* **Extracted data entries**:
## BEGIN

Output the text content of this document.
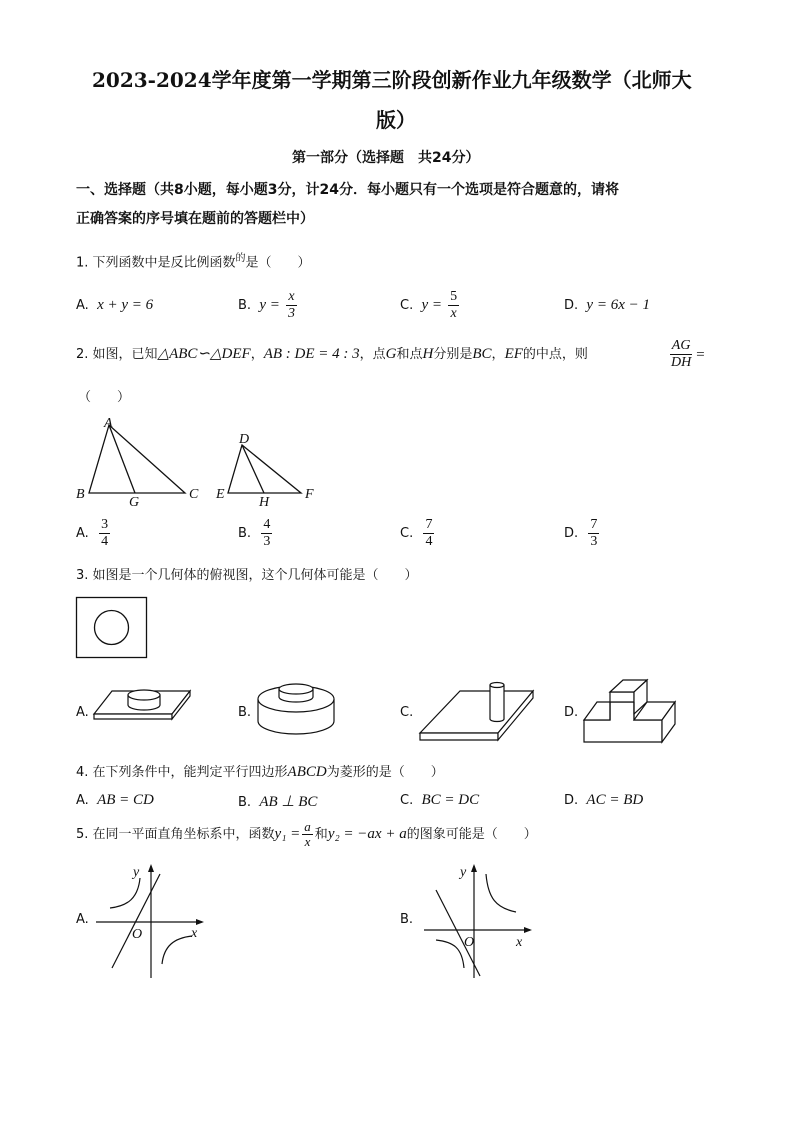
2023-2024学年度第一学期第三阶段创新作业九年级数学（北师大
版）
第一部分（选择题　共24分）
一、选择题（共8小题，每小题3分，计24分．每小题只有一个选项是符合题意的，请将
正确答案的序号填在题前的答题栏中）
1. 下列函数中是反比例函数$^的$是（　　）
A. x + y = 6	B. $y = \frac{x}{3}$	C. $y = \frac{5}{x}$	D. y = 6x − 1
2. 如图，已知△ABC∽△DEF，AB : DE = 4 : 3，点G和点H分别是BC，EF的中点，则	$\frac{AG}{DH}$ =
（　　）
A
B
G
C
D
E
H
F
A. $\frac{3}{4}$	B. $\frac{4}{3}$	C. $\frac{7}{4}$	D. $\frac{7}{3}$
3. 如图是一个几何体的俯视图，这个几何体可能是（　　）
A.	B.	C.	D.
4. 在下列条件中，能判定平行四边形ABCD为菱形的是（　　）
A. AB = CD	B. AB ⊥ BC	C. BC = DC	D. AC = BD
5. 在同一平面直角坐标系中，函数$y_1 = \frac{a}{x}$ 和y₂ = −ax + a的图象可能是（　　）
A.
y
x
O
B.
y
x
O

## END
## BEGIN

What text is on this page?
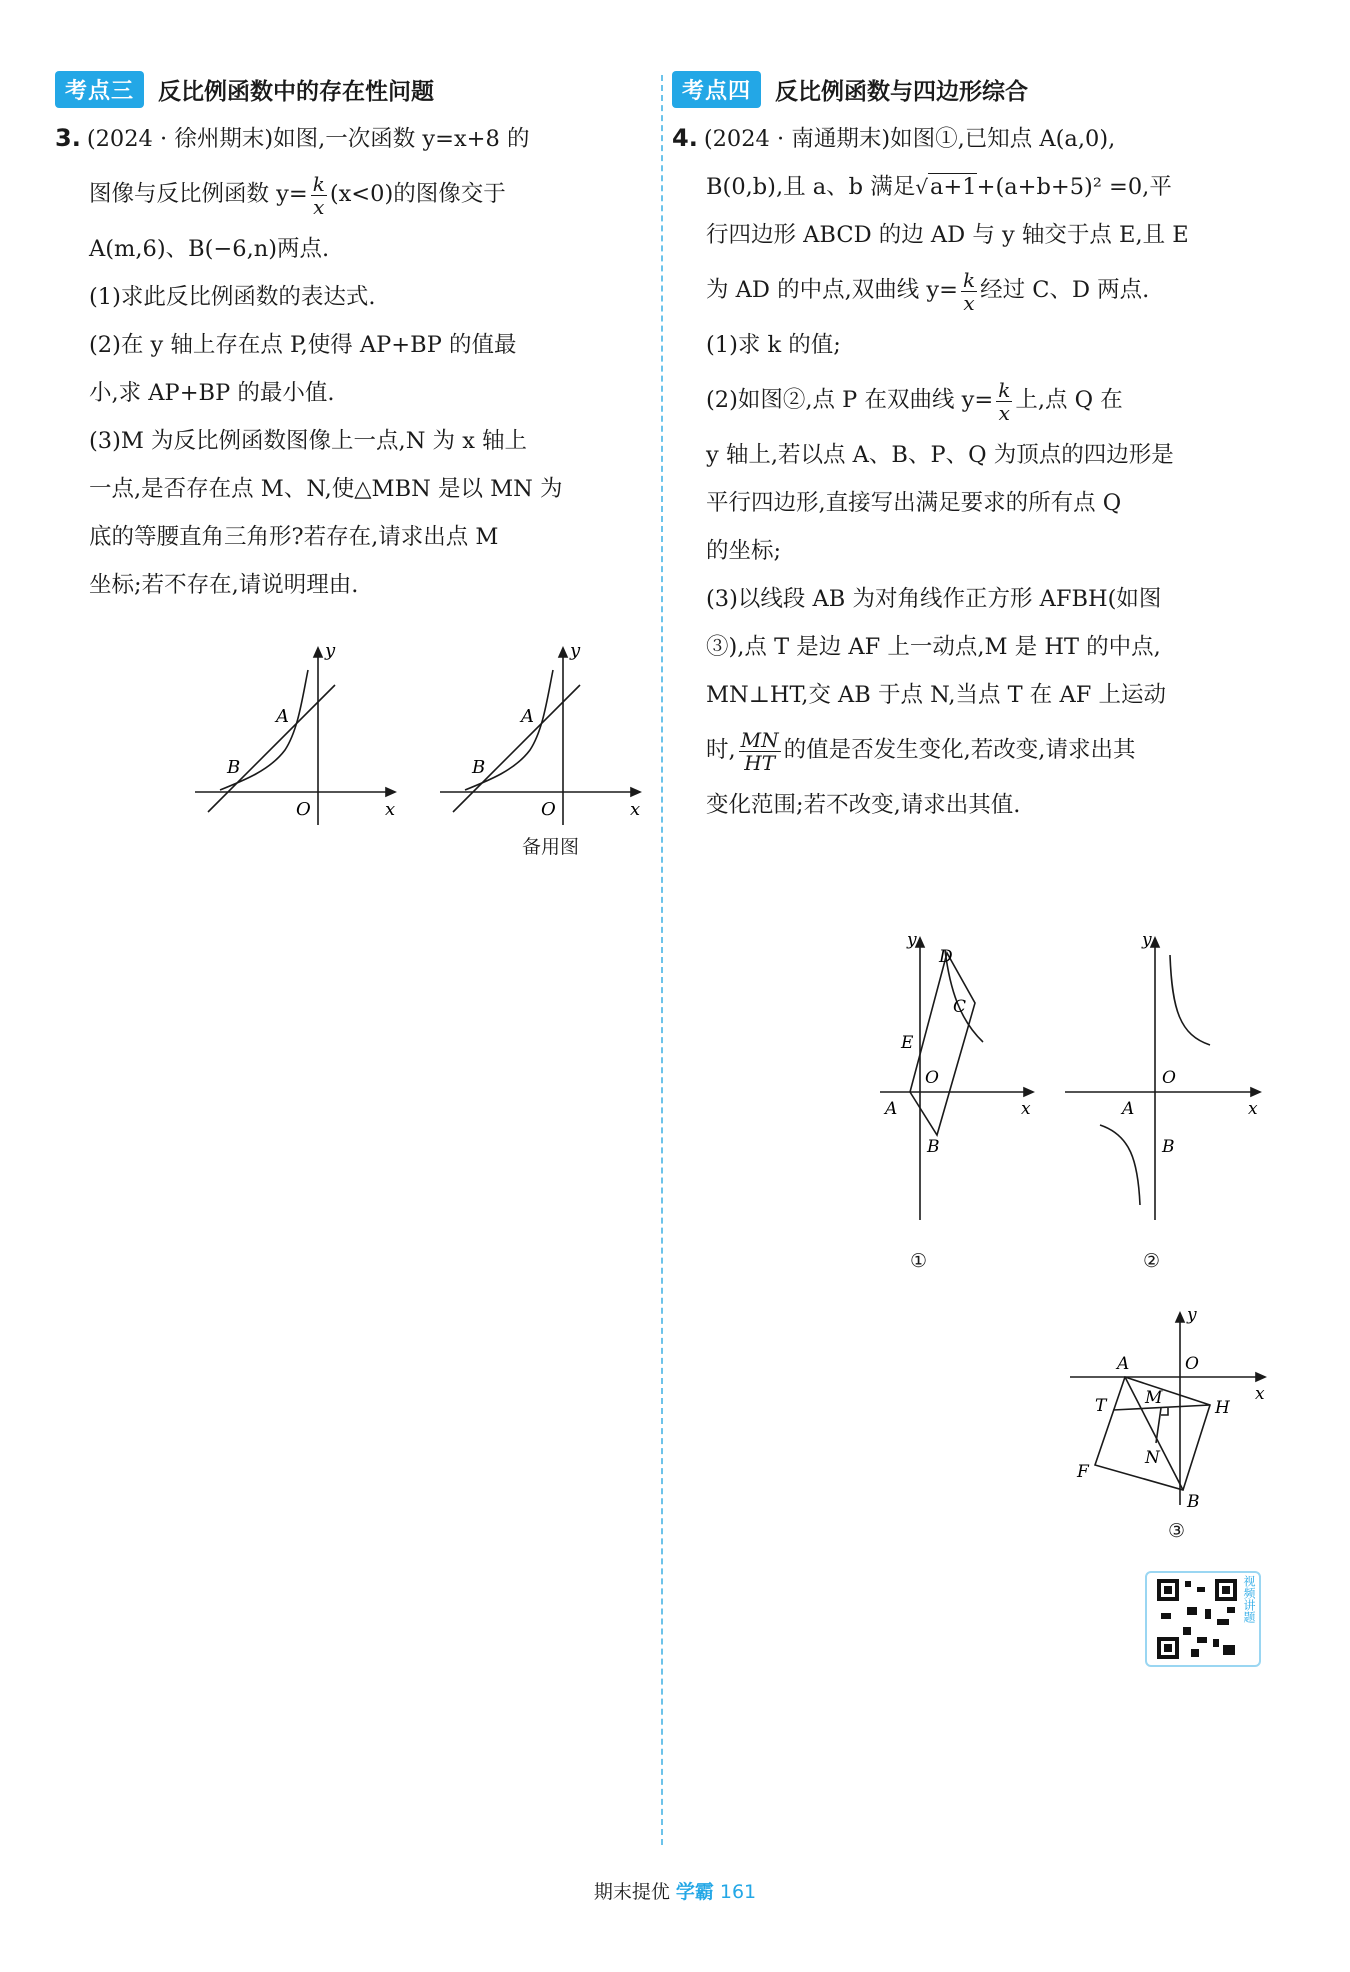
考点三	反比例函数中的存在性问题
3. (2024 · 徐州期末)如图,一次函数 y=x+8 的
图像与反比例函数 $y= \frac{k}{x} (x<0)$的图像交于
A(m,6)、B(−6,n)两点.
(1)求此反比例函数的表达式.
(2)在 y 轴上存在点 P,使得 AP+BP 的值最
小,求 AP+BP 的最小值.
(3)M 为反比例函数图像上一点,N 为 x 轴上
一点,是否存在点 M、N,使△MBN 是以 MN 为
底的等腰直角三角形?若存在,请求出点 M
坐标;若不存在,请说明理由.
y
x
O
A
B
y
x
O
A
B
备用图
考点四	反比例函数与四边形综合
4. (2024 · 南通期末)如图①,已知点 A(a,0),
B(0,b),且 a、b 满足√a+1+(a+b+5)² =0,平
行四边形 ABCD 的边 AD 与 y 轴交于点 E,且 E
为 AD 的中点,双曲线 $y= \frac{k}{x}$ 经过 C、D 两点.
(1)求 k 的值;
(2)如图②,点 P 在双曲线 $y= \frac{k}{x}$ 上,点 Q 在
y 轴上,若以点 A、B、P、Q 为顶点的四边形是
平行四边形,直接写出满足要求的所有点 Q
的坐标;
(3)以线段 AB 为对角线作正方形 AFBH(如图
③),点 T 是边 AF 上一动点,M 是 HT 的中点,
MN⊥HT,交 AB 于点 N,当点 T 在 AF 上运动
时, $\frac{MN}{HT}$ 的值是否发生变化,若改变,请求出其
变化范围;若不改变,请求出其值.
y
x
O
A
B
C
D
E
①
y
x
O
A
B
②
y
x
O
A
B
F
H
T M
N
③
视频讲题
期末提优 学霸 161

## END

* **Aim**: Give nothing but the count of lines in the listing above that hold the string "frac".

* **Output of the exercise**: 8